» **GIVEN INSTRUCTION**: Please render every line of the records below as a Markdown table with the columns "Row" and "Line", numbering the rows and skipping blank lines. Leave the pictures out of the answer.

——————————

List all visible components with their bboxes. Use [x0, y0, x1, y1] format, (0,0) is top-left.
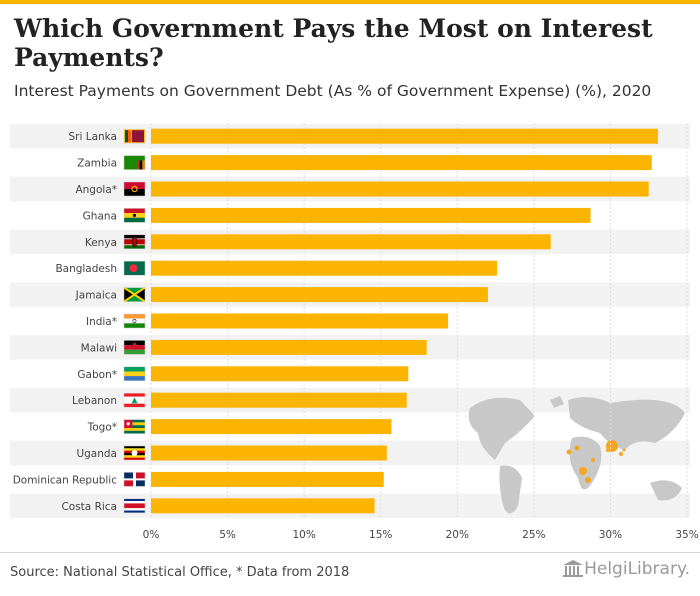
india-flag-icon — [123, 313, 146, 329]
bar[interactable] — [151, 498, 375, 514]
x-tick-label: 10% — [292, 529, 315, 541]
chart-subtitle: Interest Payments on Government Debt (As… — [14, 82, 652, 100]
bar[interactable] — [151, 313, 449, 329]
category-label: Gabon* — [77, 369, 117, 381]
category-label: Jamaica — [75, 290, 117, 302]
category-label: Ghana — [83, 210, 117, 222]
bar[interactable] — [151, 339, 427, 355]
category-label: Kenya — [85, 237, 117, 249]
category-label: Malawi — [81, 342, 117, 354]
bar[interactable] — [151, 419, 392, 435]
jamaica-flag-icon — [123, 286, 146, 303]
world-map-icon — [468, 396, 685, 514]
dominican-republic-flag-icon — [123, 472, 146, 487]
bar[interactable] — [151, 207, 591, 223]
x-tick-label: 20% — [446, 529, 469, 541]
chart-title: Which Government Pays the Most on Intere… — [14, 14, 653, 72]
category-label: Zambia — [77, 158, 117, 170]
x-tick-label: 25% — [522, 529, 545, 541]
footer-divider — [0, 552, 700, 553]
category-label: Uganda — [76, 448, 117, 460]
bar[interactable] — [151, 260, 498, 276]
zambia-flag-icon — [123, 155, 146, 170]
togo-flag-icon — [123, 419, 146, 434]
logo-text: HelgiLibrary. — [584, 559, 690, 579]
category-label: India* — [86, 316, 117, 328]
helgi-library-logo[interactable]: HelgiLibrary. — [562, 559, 690, 579]
category-label: Togo* — [87, 422, 117, 434]
bar[interactable] — [151, 287, 488, 303]
bar-chart: 0% 5% 10% 15% 20% 25% 30% 35% Sri Lanka Zambia Ang… — [10, 123, 699, 541]
lebanon-flag-icon — [123, 392, 146, 408]
bar[interactable] — [151, 366, 409, 382]
source-note: Source: National Statistical Office, * D… — [10, 565, 350, 580]
bar[interactable] — [151, 471, 384, 487]
x-tick-label: 5% — [219, 529, 236, 541]
bar[interactable] — [151, 234, 551, 250]
category-label: Bangladesh — [55, 263, 117, 275]
sri-lanka-flag-icon — [123, 128, 146, 144]
category-label: Costa Rica — [61, 501, 117, 513]
x-tick-label: 35% — [675, 529, 698, 541]
x-tick-label: 0% — [143, 529, 160, 541]
bar[interactable] — [151, 181, 649, 197]
angola-flag-icon — [123, 181, 146, 197]
category-label: Angola* — [75, 184, 117, 196]
gabon-flag-icon — [123, 366, 146, 382]
bar[interactable] — [151, 392, 407, 408]
bar[interactable] — [151, 155, 652, 171]
top-accent-bar — [0, 0, 700, 4]
costa-rica-flag-icon — [123, 498, 146, 514]
category-label: Lebanon — [72, 395, 117, 407]
bar[interactable] — [151, 128, 658, 144]
malawi-flag-icon — [123, 340, 146, 355]
ghana-flag-icon — [123, 208, 146, 223]
category-label: Sri Lanka — [68, 131, 117, 143]
bangladesh-flag-icon — [123, 260, 146, 276]
x-tick-label: 30% — [599, 529, 622, 541]
kenya-flag-icon — [123, 234, 146, 250]
bar[interactable] — [151, 445, 387, 461]
library-building-icon — [563, 560, 584, 577]
uganda-flag-icon — [123, 445, 146, 461]
x-tick-label: 15% — [369, 529, 392, 541]
category-label: Dominican Republic — [13, 474, 118, 486]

——————————

» **EXPECTED OUTPUT**:
| Row | Line |
|---|---|
| 1 | List all visible components with their bboxes. Use [x0, y0, x1, y1] format, (0,0) is top-left. |
| 2 | india-flag-icon — [123, 313, 146, 329] |
| 3 | bar[interactable] — [151, 498, 375, 514] |
| 4 | x-tick-label: 10% — [292, 529, 315, 541] |
| 5 | chart-subtitle: Interest Payments on Government Debt (As… — [14, 82, 652, 100] |
| 6 | bar[interactable] — [151, 313, 449, 329] |
| 7 | category-label: Gabon* — [77, 369, 117, 381] |
| 8 | category-label: Jamaica — [75, 290, 117, 302] |
| 9 | category-label: Ghana — [83, 210, 117, 222] |
| 10 | bar[interactable] — [151, 339, 427, 355] |
| 11 | category-label: Kenya — [85, 237, 117, 249] |
| 12 | category-label: Malawi — [81, 342, 117, 354] |
| 13 | bar[interactable] — [151, 419, 392, 435] |
| 14 | jamaica-flag-icon — [123, 286, 146, 303] |
| 15 | world-map-icon — [468, 396, 685, 514] |
| 16 | dominican-republic-flag-icon — [123, 472, 146, 487] |
| 17 | bar[interactable] — [151, 207, 591, 223] |
| 18 | x-tick-label: 20% — [446, 529, 469, 541] |
| 19 | chart-title: Which Government Pays the Most on Intere… — [14, 14, 653, 72] |
| 20 | category-label: Zambia — [77, 158, 117, 170] |
| 21 | x-tick-label: 25% — [522, 529, 545, 541] |
| 22 | footer-divider — [0, 552, 700, 553] |
| 23 | category-label: Uganda — [76, 448, 117, 460] |
| 24 | bar[interactable] — [151, 260, 498, 276] |
| 25 | zambia-flag-icon — [123, 155, 146, 170] |
| 26 | togo-flag-icon — [123, 419, 146, 434] |
| 27 | logo-text: HelgiLibrary. — [584, 559, 690, 579] |
| 28 | category-label: India* — [86, 316, 117, 328] |
| 29 | helgi-library-logo[interactable]: HelgiLibrary. — [562, 559, 690, 579] |
| 30 | category-label: Togo* — [87, 422, 117, 434] |
| 31 | bar[interactable] — [151, 287, 488, 303] |
| 32 | bar-chart: 0% 5% 10% 15% 20% 25% 30% 35% Sri Lanka Zambia Ang… — [10, 123, 699, 541] |
| 33 | lebanon-flag-icon — [123, 392, 146, 408] |
| 34 | bar[interactable] — [151, 366, 409, 382] |
| 35 | source-note: Source: National Statistical Office, * D… — [10, 565, 350, 580] |
| 36 | bar[interactable] — [151, 471, 384, 487] |
| 37 | x-tick-label: 5% — [219, 529, 236, 541] |
| 38 | bar[interactable] — [151, 234, 551, 250] |
| 39 | category-label: Bangladesh — [55, 263, 117, 275] |
| 40 | sri-lanka-flag-icon — [123, 128, 146, 144] |
| 41 | category-label: Costa Rica — [61, 501, 117, 513] |
| 42 | x-tick-label: 35% — [675, 529, 698, 541] |
| 43 | x-tick-label: 0% — [143, 529, 160, 541] |
| 44 | bar[interactable] — [151, 181, 649, 197] |
| 45 | angola-flag-icon — [123, 181, 146, 197] |
| 46 | category-label: Angola* — [75, 184, 117, 196] |
| 47 | gabon-flag-icon — [123, 366, 146, 382] |
| 48 | bar[interactable] — [151, 392, 407, 408] |
| 49 | bar[interactable] — [151, 155, 652, 171] |
| 50 | top-accent-bar — [0, 0, 700, 4] |
| 51 | costa-rica-flag-icon — [123, 498, 146, 514] |
| 52 | category-label: Lebanon — [72, 395, 117, 407] |
| 53 | bar[interactable] — [151, 128, 658, 144] |
| 54 | malawi-flag-icon — [123, 340, 146, 355] |
| 55 | ghana-flag-icon — [123, 208, 146, 223] |
| 56 | category-label: Sri Lanka — [68, 131, 117, 143] |
| 57 | bangladesh-flag-icon — [123, 260, 146, 276] |
| 58 | x-tick-label: 30% — [599, 529, 622, 541] |
| 59 | kenya-flag-icon — [123, 234, 146, 250] |
| 60 | bar[interactable] — [151, 445, 387, 461] |
| 61 | library-building-icon — [563, 560, 584, 577] |
| 62 | uganda-flag-icon — [123, 445, 146, 461] |
| 63 | x-tick-label: 15% — [369, 529, 392, 541] |
| 64 | category-label: Dominican Republic — [13, 474, 118, 486] |